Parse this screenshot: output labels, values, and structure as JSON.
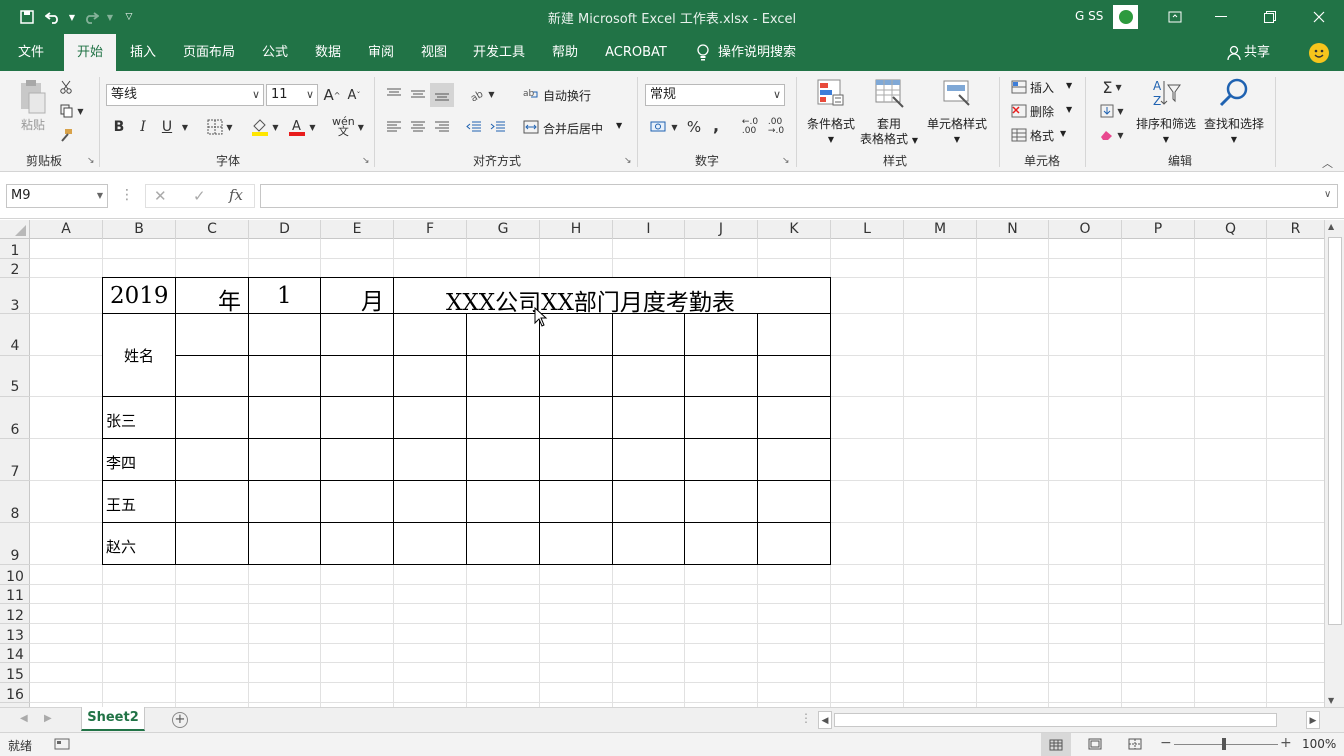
{
  "window": {
    "title": "新建 Microsoft Excel 工作表.xlsx  -  Excel",
    "user": "G SS"
  },
  "menu": {
    "tabs": [
      "文件",
      "开始",
      "插入",
      "页面布局",
      "公式",
      "数据",
      "审阅",
      "视图",
      "开发工具",
      "帮助",
      "ACROBAT"
    ],
    "search": "操作说明搜索",
    "share": "共享",
    "active_tab": "开始"
  },
  "ribbon": {
    "clipboard": {
      "paste": "粘贴",
      "label": "剪贴板"
    },
    "font": {
      "name": "等线",
      "size": "11",
      "label": "字体",
      "bold": "B",
      "italic": "I",
      "underline": "U"
    },
    "alignment": {
      "wrap": "自动换行",
      "merge": "合并后居中",
      "label": "对齐方式"
    },
    "number": {
      "format": "常规",
      "percent": "%",
      "comma": ",",
      "label": "数字"
    },
    "styles": {
      "conditional": "条件格式",
      "table_line1": "套用",
      "table_line2": "表格格式",
      "cell_styles": "单元格样式",
      "label": "样式"
    },
    "cells": {
      "insert": "插入",
      "delete": "删除",
      "format": "格式",
      "label": "单元格"
    },
    "editing": {
      "sort": "排序和筛选",
      "find": "查找和选择",
      "label": "编辑"
    }
  },
  "formula_bar": {
    "name_box": "M9",
    "fx": "fx",
    "value": ""
  },
  "columns": [
    "A",
    "B",
    "C",
    "D",
    "E",
    "F",
    "G",
    "H",
    "I",
    "J",
    "K",
    "L",
    "M",
    "N",
    "O",
    "P",
    "Q",
    "R"
  ],
  "rows": [
    "1",
    "2",
    "3",
    "4",
    "5",
    "6",
    "7",
    "8",
    "9",
    "10",
    "11",
    "12",
    "13",
    "14",
    "15",
    "16"
  ],
  "sheet_content": {
    "year": "2019",
    "year_unit": "年",
    "month": "1",
    "month_unit": "月",
    "title": "XXX公司XX部门月度考勤表",
    "name_header": "姓名",
    "names": [
      "张三",
      "李四",
      "王五",
      "赵六"
    ]
  },
  "sheet_tabs": {
    "active": "Sheet2"
  },
  "status": {
    "mode": "就绪",
    "zoom": "100%"
  },
  "colors": {
    "accent": "#217346",
    "ribbon_bg": "#f3f3f3"
  }
}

━━━━━━━━━━

Goal of the exercise:
Skip the images and write out the rest of the listing exactly.

Result below:
Parse this screenshot: output labels, values, and structure as JSON.
{
  "window": {
    "title": "新建 Microsoft Excel 工作表.xlsx  -  Excel",
    "user": "G SS"
  },
  "menu": {
    "tabs": [
      "文件",
      "开始",
      "插入",
      "页面布局",
      "公式",
      "数据",
      "审阅",
      "视图",
      "开发工具",
      "帮助",
      "ACROBAT"
    ],
    "search": "操作说明搜索",
    "share": "共享",
    "active_tab": "开始"
  },
  "ribbon": {
    "clipboard": {
      "paste": "粘贴",
      "label": "剪贴板"
    },
    "font": {
      "name": "等线",
      "size": "11",
      "label": "字体",
      "bold": "B",
      "italic": "I",
      "underline": "U"
    },
    "alignment": {
      "wrap": "自动换行",
      "merge": "合并后居中",
      "label": "对齐方式"
    },
    "number": {
      "format": "常规",
      "percent": "%",
      "comma": ",",
      "label": "数字"
    },
    "styles": {
      "conditional": "条件格式",
      "table_line1": "套用",
      "table_line2": "表格格式",
      "cell_styles": "单元格样式",
      "label": "样式"
    },
    "cells": {
      "insert": "插入",
      "delete": "删除",
      "format": "格式",
      "label": "单元格"
    },
    "editing": {
      "sort": "排序和筛选",
      "find": "查找和选择",
      "label": "编辑"
    }
  },
  "formula_bar": {
    "name_box": "M9",
    "fx": "fx",
    "value": ""
  },
  "columns": [
    "A",
    "B",
    "C",
    "D",
    "E",
    "F",
    "G",
    "H",
    "I",
    "J",
    "K",
    "L",
    "M",
    "N",
    "O",
    "P",
    "Q",
    "R"
  ],
  "rows": [
    "1",
    "2",
    "3",
    "4",
    "5",
    "6",
    "7",
    "8",
    "9",
    "10",
    "11",
    "12",
    "13",
    "14",
    "15",
    "16"
  ],
  "sheet_content": {
    "year": "2019",
    "year_unit": "年",
    "month": "1",
    "month_unit": "月",
    "title": "XXX公司XX部门月度考勤表",
    "name_header": "姓名",
    "names": [
      "张三",
      "李四",
      "王五",
      "赵六"
    ]
  },
  "sheet_tabs": {
    "active": "Sheet2"
  },
  "status": {
    "mode": "就绪",
    "zoom": "100%"
  },
  "colors": {
    "accent": "#217346",
    "ribbon_bg": "#f3f3f3"
  }
}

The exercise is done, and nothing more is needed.